Nothing may differ between your reply and the listing that follows.

* _Given records_:
■ ■ ■
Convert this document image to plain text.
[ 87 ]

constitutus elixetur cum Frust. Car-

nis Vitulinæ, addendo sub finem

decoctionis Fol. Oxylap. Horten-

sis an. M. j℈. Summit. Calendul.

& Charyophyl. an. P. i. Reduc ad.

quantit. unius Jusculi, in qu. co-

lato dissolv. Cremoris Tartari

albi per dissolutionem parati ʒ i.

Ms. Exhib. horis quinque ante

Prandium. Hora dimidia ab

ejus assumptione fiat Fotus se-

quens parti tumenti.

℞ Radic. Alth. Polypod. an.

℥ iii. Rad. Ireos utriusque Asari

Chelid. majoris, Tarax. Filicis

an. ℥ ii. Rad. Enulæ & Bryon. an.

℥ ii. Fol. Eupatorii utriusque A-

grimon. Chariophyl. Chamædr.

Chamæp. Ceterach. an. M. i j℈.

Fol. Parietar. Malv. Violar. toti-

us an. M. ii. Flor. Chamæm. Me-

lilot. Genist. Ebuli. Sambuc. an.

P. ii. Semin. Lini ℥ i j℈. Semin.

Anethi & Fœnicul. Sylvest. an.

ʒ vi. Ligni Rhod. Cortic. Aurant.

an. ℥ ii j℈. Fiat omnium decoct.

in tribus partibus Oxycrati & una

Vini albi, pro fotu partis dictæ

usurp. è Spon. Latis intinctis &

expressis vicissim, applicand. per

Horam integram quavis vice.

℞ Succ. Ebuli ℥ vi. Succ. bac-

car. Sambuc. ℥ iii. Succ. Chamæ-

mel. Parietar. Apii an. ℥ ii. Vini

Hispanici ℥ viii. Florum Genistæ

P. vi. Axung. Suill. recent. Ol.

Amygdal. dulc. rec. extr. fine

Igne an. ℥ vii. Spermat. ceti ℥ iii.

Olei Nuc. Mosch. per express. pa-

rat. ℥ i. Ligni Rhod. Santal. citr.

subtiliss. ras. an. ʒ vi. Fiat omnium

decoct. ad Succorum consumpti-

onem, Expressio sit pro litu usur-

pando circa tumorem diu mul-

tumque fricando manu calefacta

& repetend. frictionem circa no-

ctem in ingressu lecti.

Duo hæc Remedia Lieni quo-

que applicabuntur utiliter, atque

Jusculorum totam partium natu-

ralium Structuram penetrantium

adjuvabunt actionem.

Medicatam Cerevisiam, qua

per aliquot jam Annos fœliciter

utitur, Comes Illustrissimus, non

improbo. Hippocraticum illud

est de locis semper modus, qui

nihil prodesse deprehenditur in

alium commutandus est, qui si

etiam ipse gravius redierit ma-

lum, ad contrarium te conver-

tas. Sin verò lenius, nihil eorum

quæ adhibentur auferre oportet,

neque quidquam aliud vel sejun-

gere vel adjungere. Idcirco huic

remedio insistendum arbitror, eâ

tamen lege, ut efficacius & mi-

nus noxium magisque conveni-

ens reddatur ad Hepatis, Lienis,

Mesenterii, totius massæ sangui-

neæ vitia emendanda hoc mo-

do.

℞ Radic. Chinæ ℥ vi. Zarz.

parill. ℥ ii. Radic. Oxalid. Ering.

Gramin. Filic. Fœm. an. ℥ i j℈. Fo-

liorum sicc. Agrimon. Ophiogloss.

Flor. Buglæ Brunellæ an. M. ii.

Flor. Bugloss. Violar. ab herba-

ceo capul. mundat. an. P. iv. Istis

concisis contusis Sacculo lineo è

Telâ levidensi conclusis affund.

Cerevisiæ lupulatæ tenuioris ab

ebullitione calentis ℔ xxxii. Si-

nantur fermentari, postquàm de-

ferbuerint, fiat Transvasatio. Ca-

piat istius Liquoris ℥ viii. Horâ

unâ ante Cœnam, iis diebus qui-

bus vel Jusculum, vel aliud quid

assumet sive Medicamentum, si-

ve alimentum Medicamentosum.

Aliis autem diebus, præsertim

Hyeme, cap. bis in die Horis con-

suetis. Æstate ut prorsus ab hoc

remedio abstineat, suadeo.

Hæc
■ ■ ■
* _Answer section_:
Convert this document image to plain text.
[ 87 ]

constitutus elixetur cum Frust. Car-

nis Vitulinæ, addendo sub finem

decoctionis Fol. Oxylap. Horten-

sis an. M. j℈. Summit. Calendul.

& Charyophyl. an. P. i. Reduc ad.

quantit. unius Jusculi, in qu. co-

lato dissolv. Cremoris Tartari

albi per dissolutionem parati ʒ i.

Ms. Exhib. horis quinque ante

Prandium. Hora dimidia ab

ejus assumptione fiat Fotus se-

quens parti tumenti.

℞ Radic. Alth. Polypod. an.

℥ iii. Rad. Ireos utriusque Asari

Chelid. majoris, Tarax. Filicis

an. ℥ ii. Rad. Enulæ & Bryon. an.

℥ ii. Fol. Eupatorii utriusque A-

grimon. Chariophyl. Chamædr.

Chamæp. Ceterach. an. M. i j℈.

Fol. Parietar. Malv. Violar. toti-

us an. M. ii. Flor. Chamæm. Me-

lilot. Genist. Ebuli. Sambuc. an.

P. ii. Semin. Lini ℥ i j℈. Semin.

Anethi & Fœnicul. Sylvest. an.

ʒ vi. Ligni Rhod. Cortic. Aurant.

an. ℥ ii j℈. Fiat omnium decoct.

in tribus partibus Oxycrati & una

Vini albi, pro fotu partis dictæ

usurp. è Spon. Latis intinctis &

expressis vicissim, applicand. per

Horam integram quavis vice.

℞ Succ. Ebuli ℥ vi. Succ. bac-

car. Sambuc. ℥ iii. Succ. Chamæ-

mel. Parietar. Apii an. ℥ ii. Vini

Hispanici ℥ viii. Florum Genistæ

P. vi. Axung. Suill. recent. Ol.

Amygdal. dulc. rec. extr. fine

Igne an. ℥ vii. Spermat. ceti ℥ iii.

Olei Nuc. Mosch. per express. pa-

rat. ℥ i. Ligni Rhod. Santal. citr.

subtiliss. ras. an. ʒ vi. Fiat omnium

decoct. ad Succorum consumpti-

onem, Expressio sit pro litu usur-

pando circa tumorem diu mul-

tumque fricando manu calefacta

& repetend. frictionem circa no-

ctem in ingressu lecti.

Duo hæc Remedia Lieni quo-

que applicabuntur utiliter, atque

Jusculorum totam partium natu-

ralium Structuram penetrantium

adjuvabunt actionem.

Medicatam Cerevisiam, qua

per aliquot jam Annos fœliciter

utitur, Comes Illustrissimus, non

improbo. Hippocraticum illud

est de locis semper modus, qui

nihil prodesse deprehenditur in

alium commutandus est, qui si

etiam ipse gravius redierit ma-

lum, ad contrarium te conver-

tas. Sin verò lenius, nihil eorum

quæ adhibentur auferre oportet,

neque quidquam aliud vel sejun-

gere vel adjungere. Idcirco huic

remedio insistendum arbitror, eâ

tamen lege, ut efficacius & mi-

nus noxium magisque conveni-

ens reddatur ad Hepatis, Lienis,

Mesenterii, totius massæ sangui-

neæ vitia emendanda hoc mo-

do.

℞ Radic. Chinæ ℥ vi. Zarz.

parill. ℥ ii. Radic. Oxalid. Ering.

Gramin. Filic. Fœm. an. ℥ i j℈. Fo-

liorum sicc. Agrimon. Ophiogloss.

Flor. Buglæ Brunellæ an. M. ii.

Flor. Bugloss. Violar. ab herba-

ceo capul. mundat. an. P. iv. Istis

concisis contusis Sacculo lineo è

Telâ levidensi conclusis affund.

Cerevisiæ lupulatæ tenuioris ab

ebullitione calentis ℔ xxxii. Si-

nantur fermentari, postquàm de-

ferbuerint, fiat Transvasatio. Ca-

piat istius Liquoris ℥ viii. Horâ

unâ ante Cœnam, iis diebus qui-

bus vel Jusculum, vel aliud quid

assumet sive Medicamentum, si-

ve alimentum Medicamentosum.

Aliis autem diebus, præsertim

Hyeme, cap. bis in die Horis con-

suetis. Æstate ut prorsus ab hoc

remedio abstineat, suadeo.

Hæc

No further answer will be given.